**What is required**
Locate all lines with the word "JSON" and copy them out.

**Material provided**
※
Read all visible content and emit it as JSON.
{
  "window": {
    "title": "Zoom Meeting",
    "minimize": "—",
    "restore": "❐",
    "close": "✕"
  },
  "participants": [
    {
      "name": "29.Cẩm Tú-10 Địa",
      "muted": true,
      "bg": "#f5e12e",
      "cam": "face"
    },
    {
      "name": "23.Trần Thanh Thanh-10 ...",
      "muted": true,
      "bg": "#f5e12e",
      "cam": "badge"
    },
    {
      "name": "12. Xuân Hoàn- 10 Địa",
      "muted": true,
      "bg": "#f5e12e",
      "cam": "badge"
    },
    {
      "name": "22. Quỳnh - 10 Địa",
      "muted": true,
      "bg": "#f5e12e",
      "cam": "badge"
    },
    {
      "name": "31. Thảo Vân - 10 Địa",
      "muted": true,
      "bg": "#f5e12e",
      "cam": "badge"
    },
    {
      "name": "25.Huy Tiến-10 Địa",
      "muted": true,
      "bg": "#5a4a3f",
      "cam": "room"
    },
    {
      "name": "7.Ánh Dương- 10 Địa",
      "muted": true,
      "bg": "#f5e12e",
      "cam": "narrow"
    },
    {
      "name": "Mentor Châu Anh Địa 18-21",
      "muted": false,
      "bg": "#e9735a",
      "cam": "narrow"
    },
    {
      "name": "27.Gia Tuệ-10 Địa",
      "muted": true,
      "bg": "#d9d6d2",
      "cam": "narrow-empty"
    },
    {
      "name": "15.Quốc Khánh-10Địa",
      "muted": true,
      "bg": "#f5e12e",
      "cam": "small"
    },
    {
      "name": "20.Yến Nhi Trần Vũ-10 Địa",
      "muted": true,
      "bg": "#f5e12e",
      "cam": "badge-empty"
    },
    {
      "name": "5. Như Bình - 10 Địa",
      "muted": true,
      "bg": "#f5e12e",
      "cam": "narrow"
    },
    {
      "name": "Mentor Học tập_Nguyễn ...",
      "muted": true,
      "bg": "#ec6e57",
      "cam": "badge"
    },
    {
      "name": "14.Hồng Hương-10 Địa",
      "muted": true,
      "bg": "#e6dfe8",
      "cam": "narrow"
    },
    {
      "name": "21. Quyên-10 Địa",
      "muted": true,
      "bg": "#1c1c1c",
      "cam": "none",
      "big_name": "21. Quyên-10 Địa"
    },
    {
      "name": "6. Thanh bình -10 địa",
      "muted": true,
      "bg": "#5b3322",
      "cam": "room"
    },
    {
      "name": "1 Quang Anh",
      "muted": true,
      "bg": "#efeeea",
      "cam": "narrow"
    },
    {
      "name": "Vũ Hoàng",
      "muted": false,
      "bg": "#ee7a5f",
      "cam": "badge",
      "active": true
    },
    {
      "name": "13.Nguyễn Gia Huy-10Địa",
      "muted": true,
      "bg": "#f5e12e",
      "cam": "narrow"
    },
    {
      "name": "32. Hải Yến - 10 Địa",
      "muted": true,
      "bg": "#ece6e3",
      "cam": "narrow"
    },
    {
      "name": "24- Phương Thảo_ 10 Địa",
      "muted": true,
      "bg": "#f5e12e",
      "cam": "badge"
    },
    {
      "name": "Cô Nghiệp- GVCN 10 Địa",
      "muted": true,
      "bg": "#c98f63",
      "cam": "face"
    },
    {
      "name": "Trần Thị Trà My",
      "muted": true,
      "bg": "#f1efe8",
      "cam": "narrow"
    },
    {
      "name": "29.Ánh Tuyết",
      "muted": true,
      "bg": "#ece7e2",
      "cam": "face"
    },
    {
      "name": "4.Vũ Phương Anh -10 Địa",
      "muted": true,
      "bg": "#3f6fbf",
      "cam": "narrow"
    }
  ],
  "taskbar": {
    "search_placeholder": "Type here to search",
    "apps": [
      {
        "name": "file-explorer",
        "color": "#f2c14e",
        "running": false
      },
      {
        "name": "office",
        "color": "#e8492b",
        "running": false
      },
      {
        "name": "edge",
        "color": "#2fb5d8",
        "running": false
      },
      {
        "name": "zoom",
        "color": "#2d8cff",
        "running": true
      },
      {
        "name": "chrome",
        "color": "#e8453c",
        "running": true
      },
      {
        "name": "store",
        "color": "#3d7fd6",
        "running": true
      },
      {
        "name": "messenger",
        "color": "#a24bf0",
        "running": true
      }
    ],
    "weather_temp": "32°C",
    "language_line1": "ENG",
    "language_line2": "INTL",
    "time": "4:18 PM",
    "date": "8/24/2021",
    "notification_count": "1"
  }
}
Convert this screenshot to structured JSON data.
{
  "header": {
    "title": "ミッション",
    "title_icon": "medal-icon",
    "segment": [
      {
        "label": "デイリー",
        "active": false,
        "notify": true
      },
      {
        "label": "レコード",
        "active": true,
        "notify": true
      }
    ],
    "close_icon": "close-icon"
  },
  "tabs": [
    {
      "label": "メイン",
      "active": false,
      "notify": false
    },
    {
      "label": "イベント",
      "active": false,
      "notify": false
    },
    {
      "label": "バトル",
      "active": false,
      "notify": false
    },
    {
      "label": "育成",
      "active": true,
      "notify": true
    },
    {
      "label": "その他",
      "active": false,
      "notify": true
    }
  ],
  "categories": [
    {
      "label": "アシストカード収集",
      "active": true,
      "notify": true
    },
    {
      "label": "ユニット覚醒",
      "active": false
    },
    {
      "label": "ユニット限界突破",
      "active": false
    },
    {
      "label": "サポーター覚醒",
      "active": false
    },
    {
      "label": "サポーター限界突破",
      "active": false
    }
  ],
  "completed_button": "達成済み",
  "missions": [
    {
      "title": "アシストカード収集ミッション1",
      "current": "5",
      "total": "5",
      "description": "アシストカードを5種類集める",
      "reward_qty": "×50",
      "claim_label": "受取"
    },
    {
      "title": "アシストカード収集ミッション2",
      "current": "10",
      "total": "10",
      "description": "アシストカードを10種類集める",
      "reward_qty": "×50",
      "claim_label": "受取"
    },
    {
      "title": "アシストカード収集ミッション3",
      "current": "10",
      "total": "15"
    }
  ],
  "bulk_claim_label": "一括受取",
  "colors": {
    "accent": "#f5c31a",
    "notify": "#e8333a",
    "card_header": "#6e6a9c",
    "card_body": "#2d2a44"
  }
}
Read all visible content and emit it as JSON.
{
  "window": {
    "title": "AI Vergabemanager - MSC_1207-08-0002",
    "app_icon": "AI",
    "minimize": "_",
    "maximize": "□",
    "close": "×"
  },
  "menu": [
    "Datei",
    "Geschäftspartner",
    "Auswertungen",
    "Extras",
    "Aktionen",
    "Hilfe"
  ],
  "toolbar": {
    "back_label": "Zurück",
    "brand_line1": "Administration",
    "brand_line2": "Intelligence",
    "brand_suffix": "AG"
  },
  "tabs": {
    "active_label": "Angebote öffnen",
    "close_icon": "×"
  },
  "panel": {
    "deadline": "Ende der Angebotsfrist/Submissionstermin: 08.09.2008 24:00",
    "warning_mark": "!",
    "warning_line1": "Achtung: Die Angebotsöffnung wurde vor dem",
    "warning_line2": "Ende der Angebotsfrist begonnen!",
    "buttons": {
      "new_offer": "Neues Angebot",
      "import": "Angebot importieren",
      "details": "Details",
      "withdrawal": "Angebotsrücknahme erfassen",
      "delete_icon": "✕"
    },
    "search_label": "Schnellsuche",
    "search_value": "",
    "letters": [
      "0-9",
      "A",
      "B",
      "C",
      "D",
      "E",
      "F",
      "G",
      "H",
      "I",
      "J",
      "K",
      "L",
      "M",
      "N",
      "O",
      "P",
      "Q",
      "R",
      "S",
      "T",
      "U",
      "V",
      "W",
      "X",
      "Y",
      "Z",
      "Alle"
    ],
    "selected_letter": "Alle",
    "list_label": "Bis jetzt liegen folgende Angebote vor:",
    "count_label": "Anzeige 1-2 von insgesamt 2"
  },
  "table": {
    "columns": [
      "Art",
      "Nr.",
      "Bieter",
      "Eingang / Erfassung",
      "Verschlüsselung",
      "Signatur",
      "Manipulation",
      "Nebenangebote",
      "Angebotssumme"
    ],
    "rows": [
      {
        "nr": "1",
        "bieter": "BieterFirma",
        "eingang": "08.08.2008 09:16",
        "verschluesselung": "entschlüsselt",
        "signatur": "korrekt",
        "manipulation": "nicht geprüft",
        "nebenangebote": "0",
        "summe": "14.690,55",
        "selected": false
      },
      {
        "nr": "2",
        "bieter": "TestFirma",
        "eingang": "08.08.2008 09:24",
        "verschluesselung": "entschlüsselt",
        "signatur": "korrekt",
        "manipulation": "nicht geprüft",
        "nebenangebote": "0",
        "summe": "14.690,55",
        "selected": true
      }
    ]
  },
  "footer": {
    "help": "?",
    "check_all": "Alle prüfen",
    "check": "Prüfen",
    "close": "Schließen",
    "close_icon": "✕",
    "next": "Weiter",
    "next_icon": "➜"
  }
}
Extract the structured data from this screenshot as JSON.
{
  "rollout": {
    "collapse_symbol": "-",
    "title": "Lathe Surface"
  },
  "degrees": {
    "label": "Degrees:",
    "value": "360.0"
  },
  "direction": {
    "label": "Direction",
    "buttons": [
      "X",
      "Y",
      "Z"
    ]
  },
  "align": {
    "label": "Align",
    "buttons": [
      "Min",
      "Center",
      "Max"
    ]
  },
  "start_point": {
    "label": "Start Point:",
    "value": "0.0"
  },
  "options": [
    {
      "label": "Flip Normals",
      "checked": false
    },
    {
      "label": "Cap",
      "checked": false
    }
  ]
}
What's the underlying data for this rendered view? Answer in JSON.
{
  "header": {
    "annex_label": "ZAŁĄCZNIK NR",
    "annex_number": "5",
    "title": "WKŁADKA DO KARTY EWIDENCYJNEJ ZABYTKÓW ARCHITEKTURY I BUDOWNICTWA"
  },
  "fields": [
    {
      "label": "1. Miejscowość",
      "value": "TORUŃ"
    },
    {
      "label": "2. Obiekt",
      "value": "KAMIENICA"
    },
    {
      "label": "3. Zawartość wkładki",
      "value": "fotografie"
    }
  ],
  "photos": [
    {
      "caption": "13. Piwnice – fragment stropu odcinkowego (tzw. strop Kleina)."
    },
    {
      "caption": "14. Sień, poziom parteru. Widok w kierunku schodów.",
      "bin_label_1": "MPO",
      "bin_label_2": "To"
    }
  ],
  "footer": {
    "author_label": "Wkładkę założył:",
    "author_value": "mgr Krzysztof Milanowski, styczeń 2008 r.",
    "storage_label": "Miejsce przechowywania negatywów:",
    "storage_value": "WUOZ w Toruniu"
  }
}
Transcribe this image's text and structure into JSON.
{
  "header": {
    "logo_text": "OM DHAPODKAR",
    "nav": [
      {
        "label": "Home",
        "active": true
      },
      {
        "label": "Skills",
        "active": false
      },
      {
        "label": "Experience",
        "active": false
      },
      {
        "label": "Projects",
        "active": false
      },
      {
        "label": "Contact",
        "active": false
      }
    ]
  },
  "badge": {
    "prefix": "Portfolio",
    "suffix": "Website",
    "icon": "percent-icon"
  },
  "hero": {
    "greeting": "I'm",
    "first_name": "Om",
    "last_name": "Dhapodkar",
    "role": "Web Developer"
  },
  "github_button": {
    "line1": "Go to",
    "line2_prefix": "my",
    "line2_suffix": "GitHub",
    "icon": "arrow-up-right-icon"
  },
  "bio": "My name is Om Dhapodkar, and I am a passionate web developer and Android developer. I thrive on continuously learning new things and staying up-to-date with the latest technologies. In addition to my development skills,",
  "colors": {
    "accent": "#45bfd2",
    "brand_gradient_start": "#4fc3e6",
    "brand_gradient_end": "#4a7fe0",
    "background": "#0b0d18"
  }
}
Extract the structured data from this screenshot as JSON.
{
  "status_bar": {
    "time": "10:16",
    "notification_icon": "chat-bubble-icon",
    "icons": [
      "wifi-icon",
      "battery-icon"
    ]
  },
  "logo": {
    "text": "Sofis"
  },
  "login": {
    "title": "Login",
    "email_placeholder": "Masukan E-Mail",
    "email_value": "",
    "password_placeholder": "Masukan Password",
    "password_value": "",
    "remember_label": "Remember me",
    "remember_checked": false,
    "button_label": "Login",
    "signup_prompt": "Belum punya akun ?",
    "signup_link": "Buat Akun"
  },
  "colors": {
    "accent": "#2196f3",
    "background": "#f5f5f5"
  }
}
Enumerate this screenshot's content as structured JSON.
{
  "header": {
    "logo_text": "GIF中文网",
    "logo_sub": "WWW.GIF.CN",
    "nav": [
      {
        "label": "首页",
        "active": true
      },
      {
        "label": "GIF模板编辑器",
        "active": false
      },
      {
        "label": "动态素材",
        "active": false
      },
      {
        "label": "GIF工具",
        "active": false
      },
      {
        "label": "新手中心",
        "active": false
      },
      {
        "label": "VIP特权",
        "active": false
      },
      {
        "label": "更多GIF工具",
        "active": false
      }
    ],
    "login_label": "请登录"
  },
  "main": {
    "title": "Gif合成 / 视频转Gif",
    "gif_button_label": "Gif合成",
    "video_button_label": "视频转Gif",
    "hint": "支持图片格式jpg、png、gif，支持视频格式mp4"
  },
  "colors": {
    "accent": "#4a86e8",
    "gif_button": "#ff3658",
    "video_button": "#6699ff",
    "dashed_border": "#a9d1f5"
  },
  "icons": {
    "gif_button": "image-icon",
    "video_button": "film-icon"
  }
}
※
**Exercise result**
Read all visible content and emit it as JSON.
Convert this screenshot to structured JSON data.
Read all visible content and emit it as JSON.
Extract the structured data from this screenshot as JSON.
What's the underlying data for this rendered view? Answer in JSON.
Transcribe this image's text and structure into JSON.
Extract the structured data from this screenshot as JSON.
Enumerate this screenshot's content as structured JSON.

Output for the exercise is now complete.